Start of WORKING DATA

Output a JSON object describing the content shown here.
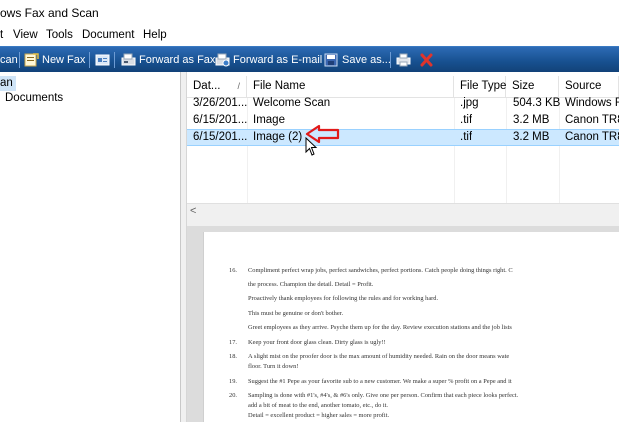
{
  "window": {
    "title": "ows Fax and Scan"
  },
  "menu": [
    "t",
    "View",
    "Tools",
    "Document",
    "Help"
  ],
  "toolbar": {
    "scan_label": "can",
    "new_fax_label": "New Fax",
    "forward_fax_label": "Forward as Fax",
    "forward_email_label": "Forward as E-mail",
    "save_as_label": "Save as..."
  },
  "tree": {
    "scan_node": "an",
    "documents_node": "Documents"
  },
  "list": {
    "columns": [
      "Dat...",
      "File Name",
      "File Type",
      "Size",
      "Source"
    ],
    "sort_glyph": "/",
    "rows": [
      {
        "date": "3/26/201...",
        "name": "Welcome Scan",
        "type": ".jpg",
        "size": "504.3 KB",
        "source": "Windows Fa"
      },
      {
        "date": "6/15/201...",
        "name": "Image",
        "type": ".tif",
        "size": "3.2 MB",
        "source": "Canon TR85"
      },
      {
        "date": "6/15/201...",
        "name": "Image (2)",
        "type": ".tif",
        "size": "3.2 MB",
        "source": "Canon TR85"
      }
    ],
    "selected_row": 2
  },
  "scroll": {
    "left_arrow": "<"
  },
  "preview": {
    "lines": [
      {
        "num": "16.",
        "text": "Compliment perfect wrap jobs, perfect sandwiches, perfect portions. Catch people doing things right. C"
      },
      {
        "num": "",
        "text": "the process. Champion the detail. Detail = Profit."
      },
      {
        "num": "",
        "text": "Proactively thank employees for following the rules and for working hard."
      },
      {
        "num": "",
        "text": "This must be genuine or don't bother."
      },
      {
        "num": "",
        "text": "Greet employees as they arrive. Psyche them up for the day. Review execution stations and the job lists"
      },
      {
        "num": "17.",
        "text": "Keep your front door glass clean. Dirty glass is ugly!!"
      },
      {
        "num": "18.",
        "text": "A slight mist on the proofer door is the max amount of humidity needed. Rain on the door means wate"
      },
      {
        "num": "",
        "text": "floor. Turn it down!"
      },
      {
        "num": "19.",
        "text": "Suggest the #1 Pepe as your favorite sub to a new customer. We make a super % profit on a Pepe and it"
      },
      {
        "num": "20.",
        "text": "Sampling is done with #1's, #4's, & #6's only. Give one per person. Confirm that each piece looks perfect."
      },
      {
        "num": "",
        "text": "add a bit of meat to the end, another tomato, etc., do it."
      },
      {
        "num": "",
        "text": "Detail = excellent product = higher sales = more profit."
      }
    ]
  },
  "colors": {
    "toolbar": "#17508f",
    "selection": "#cce8ff",
    "annotation": "#e11a1a"
  },
  "icons": [
    "scan-icon",
    "new-fax-icon",
    "contacts-icon",
    "forward-fax-icon",
    "forward-email-icon",
    "save-icon",
    "print-icon",
    "delete-icon",
    "red-arrow-icon",
    "mouse-cursor-icon"
  ]
}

End of WORKING DATA

--- AIM ---
Every record must be copied exactly, with the pictures left out.

--- WORKED ANSWER ---
Output a JSON object describing the content shown here.
{
  "window": {
    "title": "ows Fax and Scan"
  },
  "menu": [
    "t",
    "View",
    "Tools",
    "Document",
    "Help"
  ],
  "toolbar": {
    "scan_label": "can",
    "new_fax_label": "New Fax",
    "forward_fax_label": "Forward as Fax",
    "forward_email_label": "Forward as E-mail",
    "save_as_label": "Save as..."
  },
  "tree": {
    "scan_node": "an",
    "documents_node": "Documents"
  },
  "list": {
    "columns": [
      "Dat...",
      "File Name",
      "File Type",
      "Size",
      "Source"
    ],
    "sort_glyph": "/",
    "rows": [
      {
        "date": "3/26/201...",
        "name": "Welcome Scan",
        "type": ".jpg",
        "size": "504.3 KB",
        "source": "Windows Fa"
      },
      {
        "date": "6/15/201...",
        "name": "Image",
        "type": ".tif",
        "size": "3.2 MB",
        "source": "Canon TR85"
      },
      {
        "date": "6/15/201...",
        "name": "Image (2)",
        "type": ".tif",
        "size": "3.2 MB",
        "source": "Canon TR85"
      }
    ],
    "selected_row": 2
  },
  "scroll": {
    "left_arrow": "<"
  },
  "preview": {
    "lines": [
      {
        "num": "16.",
        "text": "Compliment perfect wrap jobs, perfect sandwiches, perfect portions. Catch people doing things right. C"
      },
      {
        "num": "",
        "text": "the process. Champion the detail. Detail = Profit."
      },
      {
        "num": "",
        "text": "Proactively thank employees for following the rules and for working hard."
      },
      {
        "num": "",
        "text": "This must be genuine or don't bother."
      },
      {
        "num": "",
        "text": "Greet employees as they arrive. Psyche them up for the day. Review execution stations and the job lists"
      },
      {
        "num": "17.",
        "text": "Keep your front door glass clean. Dirty glass is ugly!!"
      },
      {
        "num": "18.",
        "text": "A slight mist on the proofer door is the max amount of humidity needed. Rain on the door means wate"
      },
      {
        "num": "",
        "text": "floor. Turn it down!"
      },
      {
        "num": "19.",
        "text": "Suggest the #1 Pepe as your favorite sub to a new customer. We make a super % profit on a Pepe and it"
      },
      {
        "num": "20.",
        "text": "Sampling is done with #1's, #4's, & #6's only. Give one per person. Confirm that each piece looks perfect."
      },
      {
        "num": "",
        "text": "add a bit of meat to the end, another tomato, etc., do it."
      },
      {
        "num": "",
        "text": "Detail = excellent product = higher sales = more profit."
      }
    ]
  },
  "colors": {
    "toolbar": "#17508f",
    "selection": "#cce8ff",
    "annotation": "#e11a1a"
  },
  "icons": [
    "scan-icon",
    "new-fax-icon",
    "contacts-icon",
    "forward-fax-icon",
    "forward-email-icon",
    "save-icon",
    "print-icon",
    "delete-icon",
    "red-arrow-icon",
    "mouse-cursor-icon"
  ]
}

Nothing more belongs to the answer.